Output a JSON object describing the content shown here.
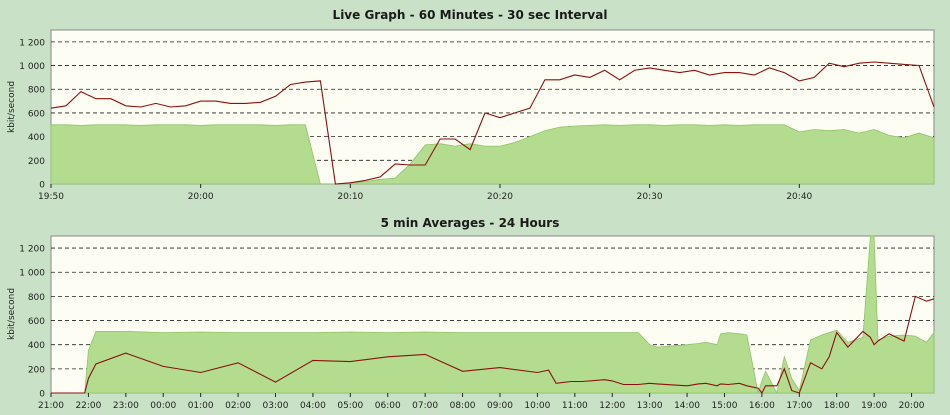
{
  "chart_data": [
    {
      "type": "area",
      "title": "Live Graph - 60 Minutes - 30 sec Interval",
      "ylabel": "kbit/second",
      "xlabel": "",
      "ylim": [
        0,
        1300
      ],
      "yticks": [
        0,
        200,
        400,
        600,
        800,
        1000,
        1200
      ],
      "ytick_labels": [
        "0",
        "200",
        "400",
        "600",
        "800",
        "1 000",
        "1 200"
      ],
      "xlim": [
        0,
        59
      ],
      "xtick_positions": [
        0,
        10,
        20,
        30,
        40,
        50
      ],
      "xtick_labels": [
        "19:50",
        "20:00",
        "20:10",
        "20:20",
        "20:30",
        "20:40"
      ],
      "grid": true,
      "x": [
        0,
        1,
        2,
        3,
        4,
        5,
        6,
        7,
        8,
        9,
        10,
        11,
        12,
        13,
        14,
        15,
        16,
        17,
        18,
        19,
        20,
        21,
        22,
        23,
        24,
        25,
        26,
        27,
        28,
        29,
        30,
        31,
        32,
        33,
        34,
        35,
        36,
        37,
        38,
        39,
        40,
        41,
        42,
        43,
        44,
        45,
        46,
        47,
        48,
        49,
        50,
        51,
        52,
        53,
        54,
        55,
        56,
        57,
        58,
        59
      ],
      "series": [
        {
          "kind": "area",
          "color": "#b3dc8e",
          "values": [
            500,
            500,
            495,
            500,
            500,
            500,
            495,
            500,
            500,
            500,
            495,
            500,
            500,
            500,
            500,
            495,
            500,
            500,
            0,
            0,
            10,
            20,
            40,
            50,
            170,
            330,
            340,
            320,
            340,
            320,
            320,
            350,
            400,
            450,
            480,
            490,
            495,
            500,
            495,
            500,
            500,
            495,
            500,
            500,
            495,
            500,
            495,
            500,
            500,
            500,
            440,
            460,
            450,
            460,
            430,
            460,
            410,
            390,
            430,
            390
          ]
        },
        {
          "kind": "line",
          "color": "#8b1010",
          "values": [
            640,
            660,
            780,
            720,
            720,
            660,
            650,
            680,
            650,
            660,
            700,
            700,
            680,
            680,
            690,
            740,
            840,
            860,
            870,
            0,
            10,
            30,
            60,
            170,
            160,
            160,
            380,
            380,
            290,
            600,
            560,
            600,
            640,
            880,
            880,
            920,
            900,
            960,
            880,
            960,
            980,
            960,
            940,
            960,
            920,
            940,
            940,
            920,
            980,
            940,
            870,
            900,
            1020,
            990,
            1020,
            1030,
            1020,
            1010,
            1000,
            650
          ]
        }
      ]
    },
    {
      "type": "area",
      "title": "5 min Averages - 24 Hours",
      "ylabel": "kbit/second",
      "xlabel": "",
      "ylim": [
        0,
        1300
      ],
      "yticks": [
        0,
        200,
        400,
        600,
        800,
        1000,
        1200
      ],
      "ytick_labels": [
        "0",
        "200",
        "400",
        "600",
        "800",
        "1 000",
        "1 200"
      ],
      "xlim": [
        0,
        23.6
      ],
      "xtick_positions": [
        0,
        1,
        2,
        3,
        4,
        5,
        6,
        7,
        8,
        9,
        10,
        11,
        12,
        13,
        14,
        15,
        16,
        17,
        18,
        19,
        20,
        21,
        22,
        23
      ],
      "xtick_labels": [
        "21:00",
        "22:00",
        "23:00",
        "00:00",
        "01:00",
        "02:00",
        "03:00",
        "04:00",
        "05:00",
        "06:00",
        "07:00",
        "08:00",
        "09:00",
        "10:00",
        "11:00",
        "12:00",
        "13:00",
        "14:00",
        "15:00",
        "16:00",
        "17:00",
        "18:00",
        "19:00",
        "20:00"
      ],
      "grid": true,
      "x": [
        0,
        0.5,
        0.9,
        1.0,
        1.2,
        2,
        3,
        4,
        5,
        6,
        7,
        8,
        9,
        10,
        11,
        12,
        13,
        13.3,
        13.5,
        13.9,
        14.2,
        14.8,
        15,
        15.3,
        15.7,
        16,
        16.2,
        17,
        17.3,
        17.5,
        17.8,
        17.9,
        18.1,
        18.4,
        18.6,
        18.9,
        19,
        19.1,
        19.4,
        19.6,
        19.8,
        20,
        20.3,
        20.6,
        20.8,
        21,
        21.3,
        21.7,
        21.9,
        22.0,
        22.1,
        22.2,
        22.4,
        22.8,
        23.1,
        23.4,
        23.6
      ],
      "series": [
        {
          "kind": "area",
          "color": "#b3dc8e",
          "values": [
            0,
            0,
            0,
            350,
            510,
            510,
            500,
            505,
            500,
            500,
            500,
            505,
            500,
            505,
            500,
            500,
            500,
            500,
            500,
            500,
            500,
            500,
            500,
            500,
            500,
            400,
            380,
            400,
            410,
            420,
            400,
            490,
            500,
            490,
            480,
            0,
            100,
            180,
            0,
            300,
            120,
            20,
            440,
            480,
            500,
            520,
            420,
            460,
            1300,
            1300,
            440,
            450,
            470,
            480,
            470,
            420,
            500
          ]
        },
        {
          "kind": "line",
          "color": "#8b1010",
          "values": [
            0,
            0,
            0,
            120,
            240,
            330,
            220,
            170,
            250,
            90,
            270,
            260,
            300,
            320,
            180,
            210,
            170,
            190,
            80,
            95,
            95,
            110,
            100,
            70,
            70,
            80,
            75,
            60,
            75,
            80,
            60,
            75,
            70,
            80,
            60,
            40,
            0,
            60,
            60,
            200,
            20,
            0,
            250,
            200,
            300,
            500,
            380,
            510,
            460,
            400,
            430,
            450,
            490,
            430,
            800,
            760,
            780
          ]
        }
      ]
    }
  ]
}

Requirement:
Transcribe every entry above exactly. Omit all pictures.

Task answer:
Output a JSON object describing the content shown here.
{
  "chart_data": [
    {
      "type": "area",
      "title": "Live Graph - 60 Minutes - 30 sec Interval",
      "ylabel": "kbit/second",
      "xlabel": "",
      "ylim": [
        0,
        1300
      ],
      "yticks": [
        0,
        200,
        400,
        600,
        800,
        1000,
        1200
      ],
      "ytick_labels": [
        "0",
        "200",
        "400",
        "600",
        "800",
        "1 000",
        "1 200"
      ],
      "xlim": [
        0,
        59
      ],
      "xtick_positions": [
        0,
        10,
        20,
        30,
        40,
        50
      ],
      "xtick_labels": [
        "19:50",
        "20:00",
        "20:10",
        "20:20",
        "20:30",
        "20:40"
      ],
      "grid": true,
      "x": [
        0,
        1,
        2,
        3,
        4,
        5,
        6,
        7,
        8,
        9,
        10,
        11,
        12,
        13,
        14,
        15,
        16,
        17,
        18,
        19,
        20,
        21,
        22,
        23,
        24,
        25,
        26,
        27,
        28,
        29,
        30,
        31,
        32,
        33,
        34,
        35,
        36,
        37,
        38,
        39,
        40,
        41,
        42,
        43,
        44,
        45,
        46,
        47,
        48,
        49,
        50,
        51,
        52,
        53,
        54,
        55,
        56,
        57,
        58,
        59
      ],
      "series": [
        {
          "kind": "area",
          "color": "#b3dc8e",
          "values": [
            500,
            500,
            495,
            500,
            500,
            500,
            495,
            500,
            500,
            500,
            495,
            500,
            500,
            500,
            500,
            495,
            500,
            500,
            0,
            0,
            10,
            20,
            40,
            50,
            170,
            330,
            340,
            320,
            340,
            320,
            320,
            350,
            400,
            450,
            480,
            490,
            495,
            500,
            495,
            500,
            500,
            495,
            500,
            500,
            495,
            500,
            495,
            500,
            500,
            500,
            440,
            460,
            450,
            460,
            430,
            460,
            410,
            390,
            430,
            390
          ]
        },
        {
          "kind": "line",
          "color": "#8b1010",
          "values": [
            640,
            660,
            780,
            720,
            720,
            660,
            650,
            680,
            650,
            660,
            700,
            700,
            680,
            680,
            690,
            740,
            840,
            860,
            870,
            0,
            10,
            30,
            60,
            170,
            160,
            160,
            380,
            380,
            290,
            600,
            560,
            600,
            640,
            880,
            880,
            920,
            900,
            960,
            880,
            960,
            980,
            960,
            940,
            960,
            920,
            940,
            940,
            920,
            980,
            940,
            870,
            900,
            1020,
            990,
            1020,
            1030,
            1020,
            1010,
            1000,
            650
          ]
        }
      ]
    },
    {
      "type": "area",
      "title": "5 min Averages - 24 Hours",
      "ylabel": "kbit/second",
      "xlabel": "",
      "ylim": [
        0,
        1300
      ],
      "yticks": [
        0,
        200,
        400,
        600,
        800,
        1000,
        1200
      ],
      "ytick_labels": [
        "0",
        "200",
        "400",
        "600",
        "800",
        "1 000",
        "1 200"
      ],
      "xlim": [
        0,
        23.6
      ],
      "xtick_positions": [
        0,
        1,
        2,
        3,
        4,
        5,
        6,
        7,
        8,
        9,
        10,
        11,
        12,
        13,
        14,
        15,
        16,
        17,
        18,
        19,
        20,
        21,
        22,
        23
      ],
      "xtick_labels": [
        "21:00",
        "22:00",
        "23:00",
        "00:00",
        "01:00",
        "02:00",
        "03:00",
        "04:00",
        "05:00",
        "06:00",
        "07:00",
        "08:00",
        "09:00",
        "10:00",
        "11:00",
        "12:00",
        "13:00",
        "14:00",
        "15:00",
        "16:00",
        "17:00",
        "18:00",
        "19:00",
        "20:00"
      ],
      "grid": true,
      "x": [
        0,
        0.5,
        0.9,
        1.0,
        1.2,
        2,
        3,
        4,
        5,
        6,
        7,
        8,
        9,
        10,
        11,
        12,
        13,
        13.3,
        13.5,
        13.9,
        14.2,
        14.8,
        15,
        15.3,
        15.7,
        16,
        16.2,
        17,
        17.3,
        17.5,
        17.8,
        17.9,
        18.1,
        18.4,
        18.6,
        18.9,
        19,
        19.1,
        19.4,
        19.6,
        19.8,
        20,
        20.3,
        20.6,
        20.8,
        21,
        21.3,
        21.7,
        21.9,
        22.0,
        22.1,
        22.2,
        22.4,
        22.8,
        23.1,
        23.4,
        23.6
      ],
      "series": [
        {
          "kind": "area",
          "color": "#b3dc8e",
          "values": [
            0,
            0,
            0,
            350,
            510,
            510,
            500,
            505,
            500,
            500,
            500,
            505,
            500,
            505,
            500,
            500,
            500,
            500,
            500,
            500,
            500,
            500,
            500,
            500,
            500,
            400,
            380,
            400,
            410,
            420,
            400,
            490,
            500,
            490,
            480,
            0,
            100,
            180,
            0,
            300,
            120,
            20,
            440,
            480,
            500,
            520,
            420,
            460,
            1300,
            1300,
            440,
            450,
            470,
            480,
            470,
            420,
            500
          ]
        },
        {
          "kind": "line",
          "color": "#8b1010",
          "values": [
            0,
            0,
            0,
            120,
            240,
            330,
            220,
            170,
            250,
            90,
            270,
            260,
            300,
            320,
            180,
            210,
            170,
            190,
            80,
            95,
            95,
            110,
            100,
            70,
            70,
            80,
            75,
            60,
            75,
            80,
            60,
            75,
            70,
            80,
            60,
            40,
            0,
            60,
            60,
            200,
            20,
            0,
            250,
            200,
            300,
            500,
            380,
            510,
            460,
            400,
            430,
            450,
            490,
            430,
            800,
            760,
            780
          ]
        }
      ]
    }
  ]
}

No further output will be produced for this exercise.